__PROBLEM REQUIREMENTS__. Keep only those lines of the records that include the string "screenshot".

* START THE RECORDS *

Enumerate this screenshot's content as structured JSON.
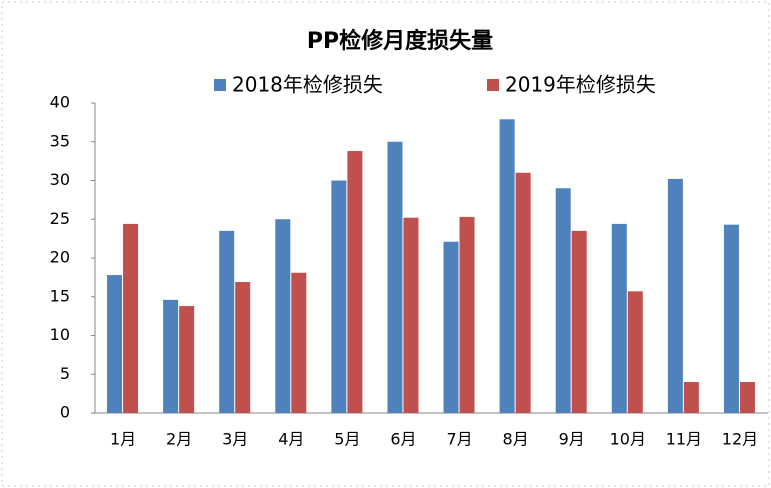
{
  "chart_data": {
    "type": "bar",
    "title": "PP检修月度损失量",
    "categories": [
      "1月",
      "2月",
      "3月",
      "4月",
      "5月",
      "6月",
      "7月",
      "8月",
      "9月",
      "10月",
      "11月",
      "12月"
    ],
    "series": [
      {
        "name": "2018年检修损失",
        "color": "#4f81bd",
        "values": [
          17.8,
          14.6,
          23.5,
          25,
          30,
          35,
          22.1,
          37.9,
          29,
          24.4,
          30.2,
          24.3
        ]
      },
      {
        "name": "2019年检修损失",
        "color": "#c0504d",
        "values": [
          24.4,
          13.8,
          16.9,
          18.1,
          33.8,
          25.2,
          25.3,
          31,
          23.5,
          15.7,
          4,
          4
        ]
      }
    ],
    "ylim": [
      0,
      40
    ],
    "yticks": [
      0,
      5,
      10,
      15,
      20,
      25,
      30,
      35,
      40
    ],
    "grid": false,
    "legend": "top"
  }
}
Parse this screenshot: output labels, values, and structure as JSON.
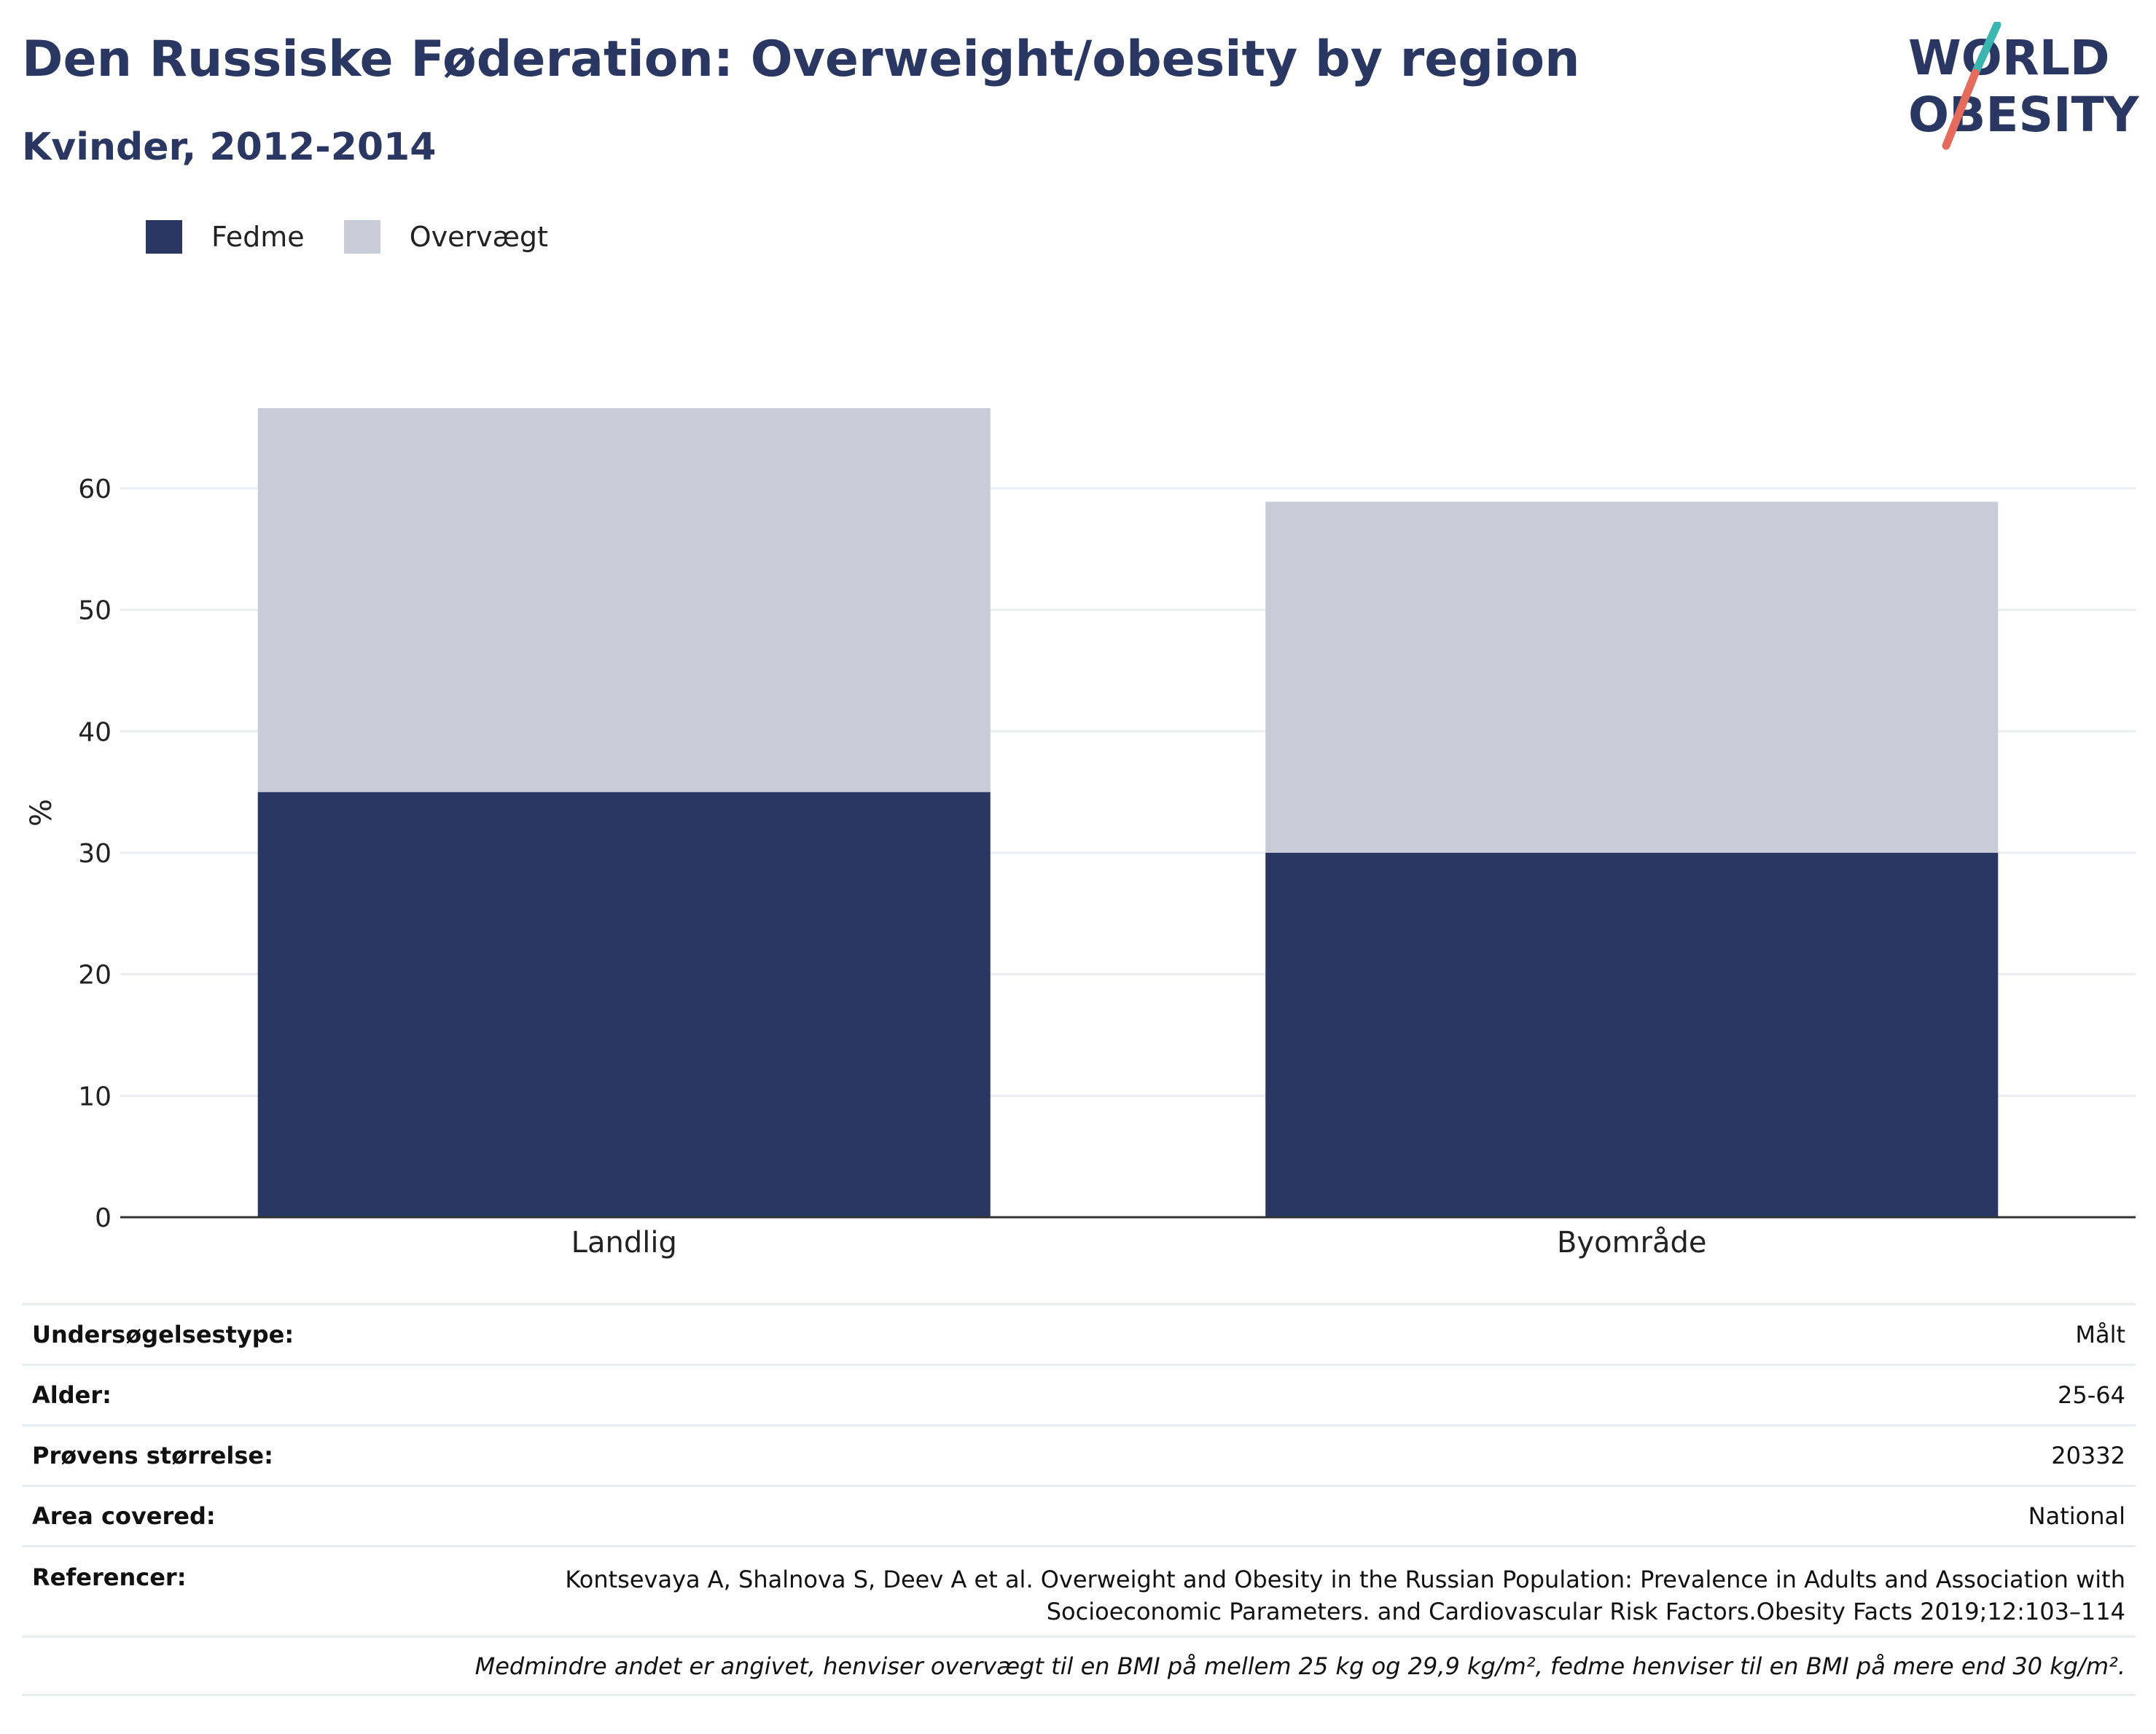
{
  "header": {
    "title": "Den Russiske Føderation: Overweight/obesity by region",
    "subtitle": "Kvinder, 2012-2014"
  },
  "logo": {
    "line1": "WORLD",
    "line2": "OBESITY",
    "colors": {
      "text": "#2a3763",
      "slash_top": "#3ab5b0",
      "slash_bottom": "#e56b5c"
    }
  },
  "colors": {
    "obesity": "#2a3763",
    "overweight": "#c9ccd7",
    "grid": "#ebedf1",
    "axis": "#333333"
  },
  "legend": [
    {
      "label": "Fedme",
      "color": "#2a3763"
    },
    {
      "label": "Overvægt",
      "color": "#c9ccd7"
    }
  ],
  "chart_data": {
    "type": "bar",
    "stacked": true,
    "title": "Den Russiske Føderation: Overweight/obesity by region",
    "subtitle": "Kvinder, 2012-2014",
    "categories": [
      "Landlig",
      "Byområde"
    ],
    "series": [
      {
        "name": "Fedme",
        "values": [
          35.0,
          30.0
        ]
      },
      {
        "name": "Overvægt",
        "values": [
          31.6,
          28.9
        ]
      }
    ],
    "ylabel": "%",
    "ylim": [
      0,
      66.6
    ],
    "yticks": [
      0,
      10,
      20,
      30,
      40,
      50,
      60
    ],
    "grid": true,
    "legend_position": "top-left"
  },
  "info": {
    "rows": [
      {
        "key": "Undersøgelsestype:",
        "value": "Målt"
      },
      {
        "key": "Alder:",
        "value": "25-64"
      },
      {
        "key": "Prøvens størrelse:",
        "value": "20332"
      },
      {
        "key": "Area covered:",
        "value": "National"
      }
    ],
    "references_key": "Referencer:",
    "references_line1": "Kontsevaya A, Shalnova S, Deev A et al. Overweight and Obesity in the Russian Population: Prevalence in Adults and Association with",
    "references_line2": "Socioeconomic Parameters. and Cardiovascular Risk Factors.Obesity Facts 2019;12:103–114",
    "note": "Medmindre andet er angivet, henviser overvægt til en BMI på mellem 25 kg og 29,9 kg/m², fedme henviser til en BMI på mere end 30 kg/m²."
  }
}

* END THE RECORDS *

__OUTPUT FOR THIS EXERCISE__.
Enumerate this screenshot's content as structured JSON.
Parse this screenshot: output labels, values, and structure as JSON.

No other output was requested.